**INSTRUCTIONS FOR THE TASK:** Print every record below exactly as written.

● ● ● ●

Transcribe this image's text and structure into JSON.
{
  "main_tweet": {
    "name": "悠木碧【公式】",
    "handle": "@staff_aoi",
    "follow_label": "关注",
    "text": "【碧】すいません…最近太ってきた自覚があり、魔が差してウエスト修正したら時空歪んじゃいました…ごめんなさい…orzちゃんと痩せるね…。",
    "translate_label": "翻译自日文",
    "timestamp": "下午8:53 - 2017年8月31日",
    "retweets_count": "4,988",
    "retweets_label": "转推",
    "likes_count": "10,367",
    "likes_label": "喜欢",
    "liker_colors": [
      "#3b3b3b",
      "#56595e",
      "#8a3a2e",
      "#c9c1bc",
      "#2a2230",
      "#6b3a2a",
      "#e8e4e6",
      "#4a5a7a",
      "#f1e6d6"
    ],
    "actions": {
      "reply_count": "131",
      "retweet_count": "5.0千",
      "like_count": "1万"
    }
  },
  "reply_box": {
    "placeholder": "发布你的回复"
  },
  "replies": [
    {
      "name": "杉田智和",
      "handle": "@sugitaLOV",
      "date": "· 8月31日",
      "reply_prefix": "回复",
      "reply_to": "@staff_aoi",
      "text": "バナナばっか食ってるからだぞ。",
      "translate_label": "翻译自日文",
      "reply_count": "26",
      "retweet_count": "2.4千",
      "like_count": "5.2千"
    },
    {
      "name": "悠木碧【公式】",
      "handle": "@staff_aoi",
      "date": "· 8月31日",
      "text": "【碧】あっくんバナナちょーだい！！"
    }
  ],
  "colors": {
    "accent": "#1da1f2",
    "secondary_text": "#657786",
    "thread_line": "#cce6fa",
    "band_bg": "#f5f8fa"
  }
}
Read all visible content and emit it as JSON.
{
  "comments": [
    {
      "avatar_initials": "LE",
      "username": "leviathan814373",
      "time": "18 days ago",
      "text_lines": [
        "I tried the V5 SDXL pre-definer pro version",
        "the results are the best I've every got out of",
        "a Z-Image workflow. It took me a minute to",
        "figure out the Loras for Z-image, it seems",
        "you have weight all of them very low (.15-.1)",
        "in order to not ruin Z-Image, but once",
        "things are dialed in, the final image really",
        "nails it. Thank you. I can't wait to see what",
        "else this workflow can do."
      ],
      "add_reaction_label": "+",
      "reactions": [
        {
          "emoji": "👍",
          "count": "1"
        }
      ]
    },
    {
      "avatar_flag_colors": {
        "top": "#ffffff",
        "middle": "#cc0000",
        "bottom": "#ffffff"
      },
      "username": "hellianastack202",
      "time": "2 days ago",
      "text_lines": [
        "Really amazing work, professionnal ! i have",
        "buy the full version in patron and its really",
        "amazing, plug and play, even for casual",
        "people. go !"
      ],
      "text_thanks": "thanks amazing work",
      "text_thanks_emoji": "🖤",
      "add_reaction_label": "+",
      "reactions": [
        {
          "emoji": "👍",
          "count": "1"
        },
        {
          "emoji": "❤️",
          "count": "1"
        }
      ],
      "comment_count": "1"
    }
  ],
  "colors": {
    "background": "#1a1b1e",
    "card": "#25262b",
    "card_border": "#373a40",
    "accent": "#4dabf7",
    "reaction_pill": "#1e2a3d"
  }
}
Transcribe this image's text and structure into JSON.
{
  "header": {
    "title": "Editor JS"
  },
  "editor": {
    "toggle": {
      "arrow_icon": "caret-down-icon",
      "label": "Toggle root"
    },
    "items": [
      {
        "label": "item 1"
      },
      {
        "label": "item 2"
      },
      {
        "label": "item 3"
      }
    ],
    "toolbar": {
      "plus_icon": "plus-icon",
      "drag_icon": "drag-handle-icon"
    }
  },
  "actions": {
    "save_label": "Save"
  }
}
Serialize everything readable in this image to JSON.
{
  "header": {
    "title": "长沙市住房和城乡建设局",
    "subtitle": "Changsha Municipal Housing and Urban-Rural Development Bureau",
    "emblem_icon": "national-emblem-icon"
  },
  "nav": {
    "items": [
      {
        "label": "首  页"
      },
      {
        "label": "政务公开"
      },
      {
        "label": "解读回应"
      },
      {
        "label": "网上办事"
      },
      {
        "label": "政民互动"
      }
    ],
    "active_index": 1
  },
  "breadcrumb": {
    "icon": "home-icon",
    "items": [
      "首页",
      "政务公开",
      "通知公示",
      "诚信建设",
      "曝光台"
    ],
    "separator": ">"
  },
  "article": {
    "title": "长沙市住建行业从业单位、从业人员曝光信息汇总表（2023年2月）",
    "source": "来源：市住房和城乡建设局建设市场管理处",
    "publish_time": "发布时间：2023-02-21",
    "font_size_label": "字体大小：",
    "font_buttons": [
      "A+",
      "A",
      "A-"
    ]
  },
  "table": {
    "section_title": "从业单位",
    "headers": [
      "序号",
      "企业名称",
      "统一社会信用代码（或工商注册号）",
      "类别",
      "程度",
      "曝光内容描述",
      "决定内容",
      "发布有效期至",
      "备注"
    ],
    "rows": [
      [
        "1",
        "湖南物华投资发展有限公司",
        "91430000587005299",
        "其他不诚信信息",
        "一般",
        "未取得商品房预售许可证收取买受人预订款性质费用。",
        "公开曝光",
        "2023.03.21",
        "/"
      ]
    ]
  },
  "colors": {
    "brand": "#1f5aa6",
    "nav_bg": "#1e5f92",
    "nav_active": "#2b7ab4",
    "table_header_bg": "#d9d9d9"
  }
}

● ● ● ●

**TASK SOLUTION:**
Transcribe this image's text and structure into JSON.
{
  "main_tweet": {
    "name": "悠木碧【公式】",
    "handle": "@staff_aoi",
    "follow_label": "关注",
    "text": "【碧】すいません…最近太ってきた自覚があり、魔が差してウエスト修正したら時空歪んじゃいました…ごめんなさい…orzちゃんと痩せるね…。",
    "translate_label": "翻译自日文",
    "timestamp": "下午8:53 - 2017年8月31日",
    "retweets_count": "4,988",
    "retweets_label": "转推",
    "likes_count": "10,367",
    "likes_label": "喜欢",
    "liker_colors": [
      "#3b3b3b",
      "#56595e",
      "#8a3a2e",
      "#c9c1bc",
      "#2a2230",
      "#6b3a2a",
      "#e8e4e6",
      "#4a5a7a",
      "#f1e6d6"
    ],
    "actions": {
      "reply_count": "131",
      "retweet_count": "5.0千",
      "like_count": "1万"
    }
  },
  "reply_box": {
    "placeholder": "发布你的回复"
  },
  "replies": [
    {
      "name": "杉田智和",
      "handle": "@sugitaLOV",
      "date": "· 8月31日",
      "reply_prefix": "回复",
      "reply_to": "@staff_aoi",
      "text": "バナナばっか食ってるからだぞ。",
      "translate_label": "翻译自日文",
      "reply_count": "26",
      "retweet_count": "2.4千",
      "like_count": "5.2千"
    },
    {
      "name": "悠木碧【公式】",
      "handle": "@staff_aoi",
      "date": "· 8月31日",
      "text": "【碧】あっくんバナナちょーだい！！"
    }
  ],
  "colors": {
    "accent": "#1da1f2",
    "secondary_text": "#657786",
    "thread_line": "#cce6fa",
    "band_bg": "#f5f8fa"
  }
}
Read all visible content and emit it as JSON.
{
  "comments": [
    {
      "avatar_initials": "LE",
      "username": "leviathan814373",
      "time": "18 days ago",
      "text_lines": [
        "I tried the V5 SDXL pre-definer pro version",
        "the results are the best I've every got out of",
        "a Z-Image workflow. It took me a minute to",
        "figure out the Loras for Z-image, it seems",
        "you have weight all of them very low (.15-.1)",
        "in order to not ruin Z-Image, but once",
        "things are dialed in, the final image really",
        "nails it. Thank you. I can't wait to see what",
        "else this workflow can do."
      ],
      "add_reaction_label": "+",
      "reactions": [
        {
          "emoji": "👍",
          "count": "1"
        }
      ]
    },
    {
      "avatar_flag_colors": {
        "top": "#ffffff",
        "middle": "#cc0000",
        "bottom": "#ffffff"
      },
      "username": "hellianastack202",
      "time": "2 days ago",
      "text_lines": [
        "Really amazing work, professionnal ! i have",
        "buy the full version in patron and its really",
        "amazing, plug and play, even for casual",
        "people. go !"
      ],
      "text_thanks": "thanks amazing work",
      "text_thanks_emoji": "🖤",
      "add_reaction_label": "+",
      "reactions": [
        {
          "emoji": "👍",
          "count": "1"
        },
        {
          "emoji": "❤️",
          "count": "1"
        }
      ],
      "comment_count": "1"
    }
  ],
  "colors": {
    "background": "#1a1b1e",
    "card": "#25262b",
    "card_border": "#373a40",
    "accent": "#4dabf7",
    "reaction_pill": "#1e2a3d"
  }
}
Transcribe this image's text and structure into JSON.
{
  "header": {
    "title": "Editor JS"
  },
  "editor": {
    "toggle": {
      "arrow_icon": "caret-down-icon",
      "label": "Toggle root"
    },
    "items": [
      {
        "label": "item 1"
      },
      {
        "label": "item 2"
      },
      {
        "label": "item 3"
      }
    ],
    "toolbar": {
      "plus_icon": "plus-icon",
      "drag_icon": "drag-handle-icon"
    }
  },
  "actions": {
    "save_label": "Save"
  }
}
Serialize everything readable in this image to JSON.
{
  "header": {
    "title": "长沙市住房和城乡建设局",
    "subtitle": "Changsha Municipal Housing and Urban-Rural Development Bureau",
    "emblem_icon": "national-emblem-icon"
  },
  "nav": {
    "items": [
      {
        "label": "首  页"
      },
      {
        "label": "政务公开"
      },
      {
        "label": "解读回应"
      },
      {
        "label": "网上办事"
      },
      {
        "label": "政民互动"
      }
    ],
    "active_index": 1
  },
  "breadcrumb": {
    "icon": "home-icon",
    "items": [
      "首页",
      "政务公开",
      "通知公示",
      "诚信建设",
      "曝光台"
    ],
    "separator": ">"
  },
  "article": {
    "title": "长沙市住建行业从业单位、从业人员曝光信息汇总表（2023年2月）",
    "source": "来源：市住房和城乡建设局建设市场管理处",
    "publish_time": "发布时间：2023-02-21",
    "font_size_label": "字体大小：",
    "font_buttons": [
      "A+",
      "A",
      "A-"
    ]
  },
  "table": {
    "section_title": "从业单位",
    "headers": [
      "序号",
      "企业名称",
      "统一社会信用代码（或工商注册号）",
      "类别",
      "程度",
      "曝光内容描述",
      "决定内容",
      "发布有效期至",
      "备注"
    ],
    "rows": [
      [
        "1",
        "湖南物华投资发展有限公司",
        "91430000587005299",
        "其他不诚信信息",
        "一般",
        "未取得商品房预售许可证收取买受人预订款性质费用。",
        "公开曝光",
        "2023.03.21",
        "/"
      ]
    ]
  },
  "colors": {
    "brand": "#1f5aa6",
    "nav_bg": "#1e5f92",
    "nav_active": "#2b7ab4",
    "table_header_bg": "#d9d9d9"
  }
}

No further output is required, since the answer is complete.